**TASK INPUTS**
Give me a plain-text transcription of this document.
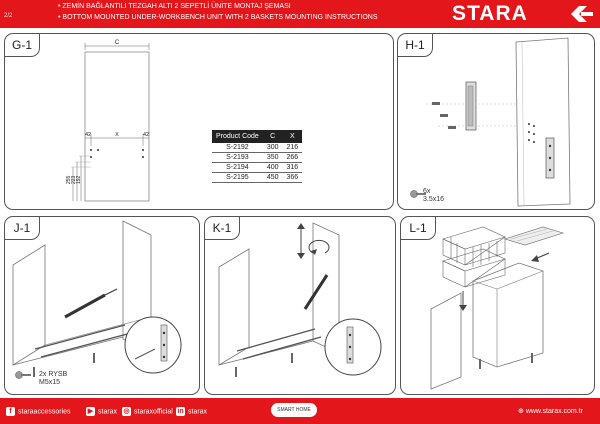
2/2
• ZEMİN BAĞLANTILI TEZGAH ALTI 2 SEPETLİ ÜNİTE MONTAJ ŞEMASI
• BOTTOM MOUNTED UNDER-WORKBENCH UNIT WITH 2 BASKETS MOUNTING INSTRUCTIONS	STARA
G-1	C
42	X	42
255 223 192
Product Code	C	X
S-2192	300	216
S-2193	350	266
S-2194	400	316
S-2195	450	366
H-1
6x
3.5x16
J-1
2x RYSB
M5x15
K-1	L-1
f staraaccessories ▶ starax ◎ staraxofficial in starax	SMART HOME	⊕ www.starax.com.tr
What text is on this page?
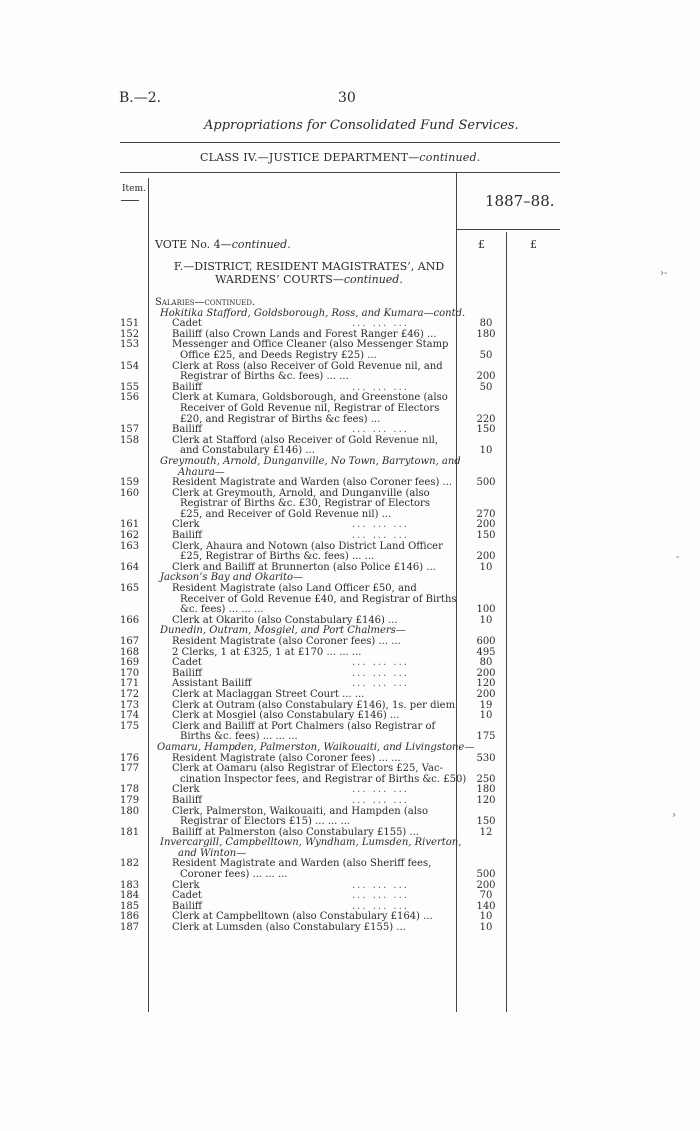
B.—2.	30
Appropriations for Consolidated Fund Services.
CLASS IV.—JUSTICE DEPARTMENT—continued.
Item.
1887–88.
VOTE No. 4—continued.	£	£
F.—DISTRICT, RESIDENT MAGISTRATES’, AND
WARDENS’ COURTS—continued.
Salaries—continued.
Hokitika Stafford, Goldsborough, Ross, and Kumara—contd.
151	Cadet	... ... ...	80
152	Bailiff (also Crown Lands and Forest Ranger £46) ...	180
153	Messenger and Office Cleaner (also Messenger Stamp
Office £25, and Deeds Registry £25) ...	50
154	Clerk at Ross (also Receiver of Gold Revenue nil, and
Registrar of Births &c. fees) ... ...	200
155	Bailiff	... ... ...	50
156	Clerk at Kumara, Goldsborough, and Greenstone (also
Receiver of Gold Revenue nil, Registrar of Electors
£20, and Registrar of Births &c fees) ...	220
157	Bailiff	... ... ...	150
158	Clerk at Stafford (also Receiver of Gold Revenue nil,
and Constabulary £146) ...	10
Greymouth, Arnold, Dunganville, No Town, Barrytown, and
Ahaura—
159	Resident Magistrate and Warden (also Coroner fees) ...	500
160	Clerk at Greymouth, Arnold, and Dunganville (also
Registrar of Births &c. £30, Registrar of Electors
£25, and Receiver of Gold Revenue nil) ...	270
161	Clerk	... ... ...	200
162	Bailiff	... ... ...	150
163	Clerk, Ahaura and Notown (also District Land Officer
£25, Registrar of Births &c. fees) ... ...	200
164	Clerk and Bailiff at Brunnerton (also Police £146) ...	10
Jackson’s Bay and Okarito—
165	Resident Magistrate (also Land Officer £50, and
Receiver of Gold Revenue £40, and Registrar of Births
&c. fees) ... ... ...	100
166	Clerk at Okarito (also Constabulary £146) ...	10
Dunedin, Outram, Mosgiel, and Port Chalmers—
167	Resident Magistrate (also Coroner fees) ... ...	600
168	2 Clerks, 1 at £325, 1 at £170 ... ... ...	495
169	Cadet	... ... ...	80
170	Bailiff	... ... ...	200
171	Assistant Bailiff	... ... ...	120
172	Clerk at Maclaggan Street Court ... ...	200
173	Clerk at Outram (also Constabulary £146), 1s. per diem	19
174	Clerk at Mosgiel (also Constabulary £146) ...	10
175	Clerk and Bailiff at Port Chalmers (also Registrar of
Births &c. fees) ... ... ...	175
Oamaru, Hampden, Palmerston, Waikouaiti, and Livingstone—
176	Resident Magistrate (also Coroner fees) ... ...	530
177	Clerk at Oamaru (also Registrar of Electors £25, Vac-
cination Inspector fees, and Registrar of Births &c. £50)	250
178	Clerk	... ... ...	180
179	Bailiff	... ... ...	120
180	Clerk, Palmerston, Waikouaiti, and Hampden (also
Registrar of Electors £15) ... ... ...	150
181	Bailiff at Palmerston (also Constabulary £155) ...	12
Invercargill, Campbelltown, Wyndham, Lumsden, Riverton,
and Winton—
182	Resident Magistrate and Warden (also Sheriff fees,
Coroner fees) ... ... ...	500
183	Clerk	... ... ...	200
184	Cadet	... ... ...	70
185	Bailiff	... ... ...	140
186	Clerk at Campbelltown (also Constabulary £164) ...	10
187	Clerk at Lumsden (also Constabulary £155) ...	10
›-
-
›
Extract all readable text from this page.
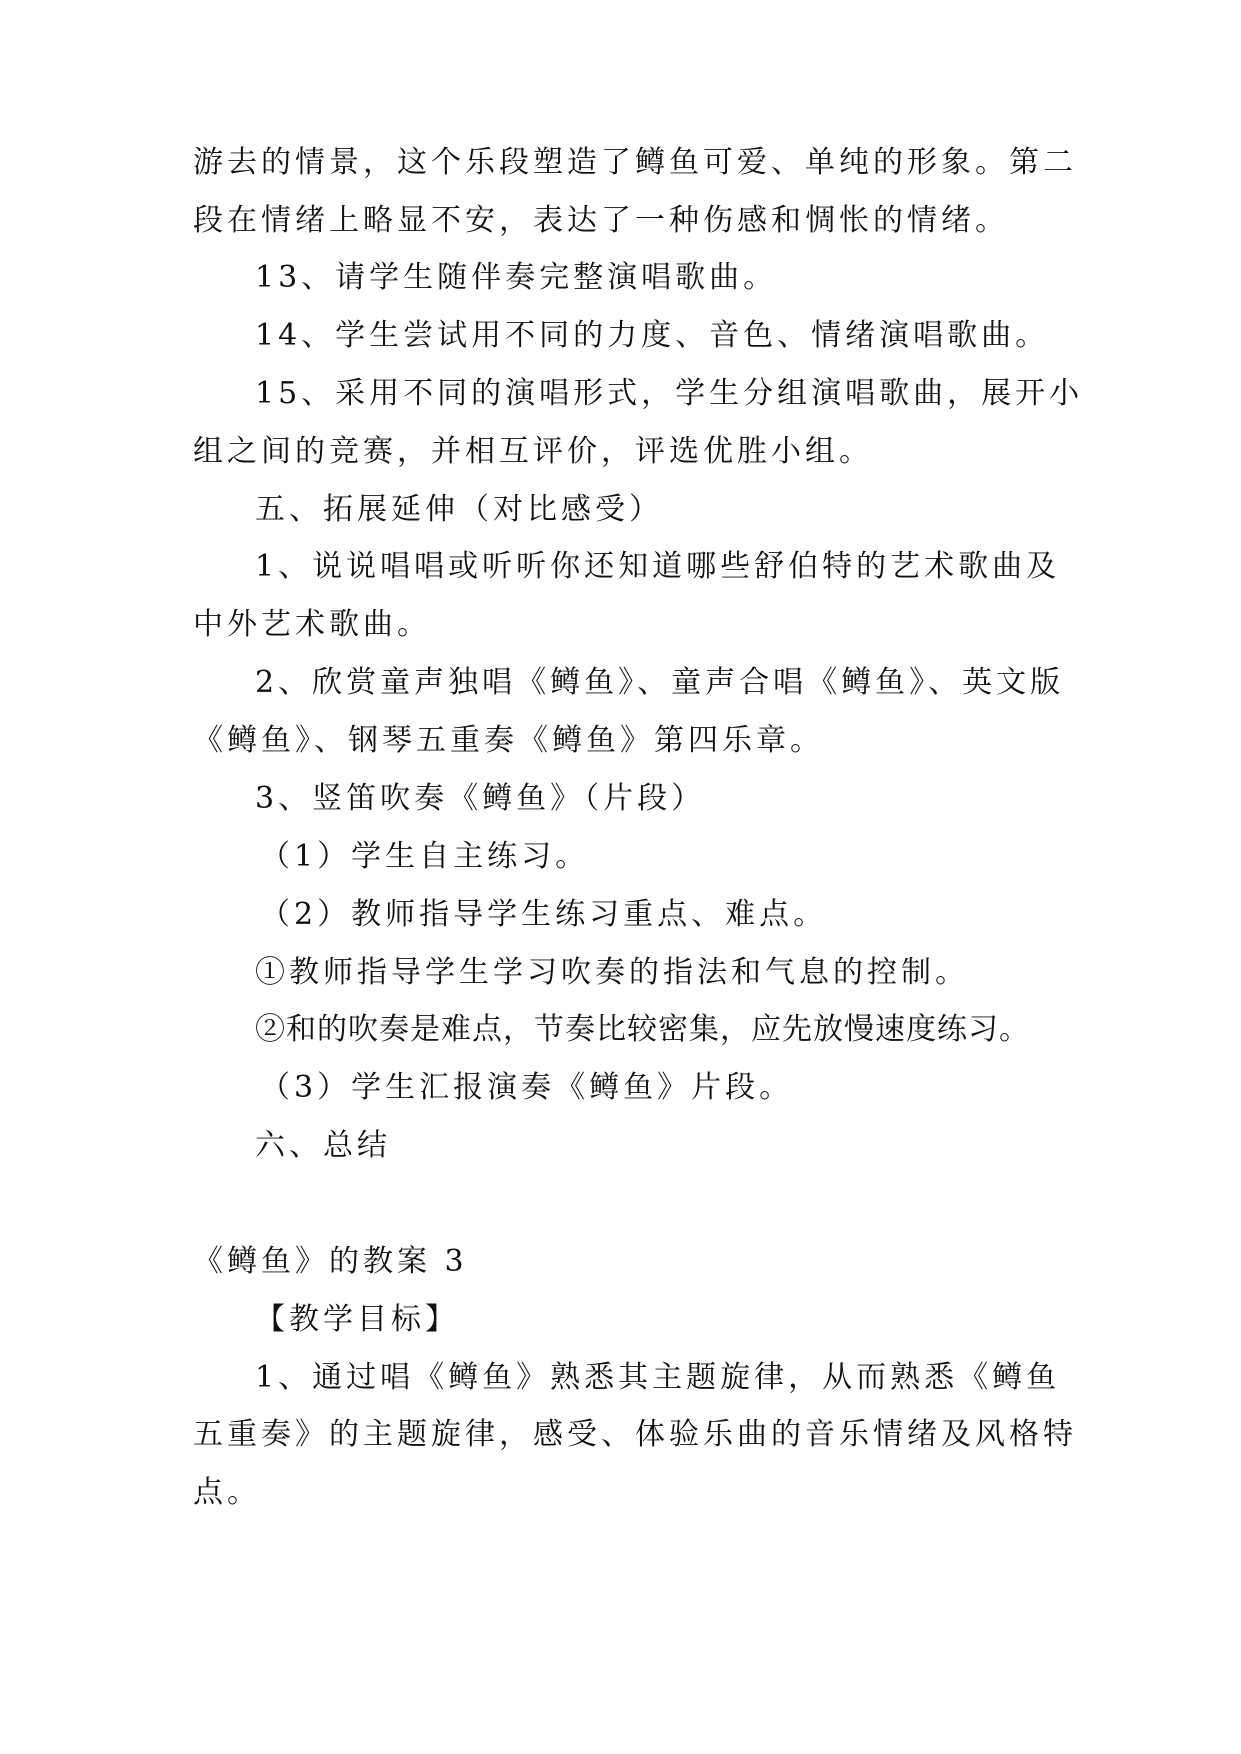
游去的情景，这个乐段塑造了鳟鱼可爱、单纯的形象。第二
段在情绪上略显不安，表达了一种伤感和惆怅的情绪。
13、请学生随伴奏完整演唱歌曲。
14、学生尝试用不同的力度、音色、情绪演唱歌曲。
15、采用不同的演唱形式，学生分组演唱歌曲，展开小
组之间的竞赛，并相互评价，评选优胜小组。
五、拓展延伸（对比感受）
1、说说唱唱或听听你还知道哪些舒伯特的艺术歌曲及
中外艺术歌曲。
2、欣赏童声独唱《鳟鱼》、童声合唱《鳟鱼》、英文版
《鳟鱼》、钢琴五重奏《鳟鱼》第四乐章。
3、竖笛吹奏《鳟鱼》（片段）
（1）学生自主练习。
（2）教师指导学生练习重点、难点。
①教师指导学生学习吹奏的指法和气息的控制。
②和的吹奏是难点，节奏比较密集，应先放慢速度练习。
（3）学生汇报演奏《鳟鱼》片段。
六、总结
《鳟鱼》的教案 3
【教学目标】
1、通过唱《鳟鱼》熟悉其主题旋律，从而熟悉《鳟鱼
五重奏》的主题旋律，感受、体验乐曲的音乐情绪及风格特
点。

**PROBLEM REQUIREMENTS**
Copy every line of the listing where the word "Cadet" appears.

**WRITTEN SOLUTION**
151	Cadet	... ... ...	80
169	Cadet	... ... ...	80
184	Cadet	... ... ...	70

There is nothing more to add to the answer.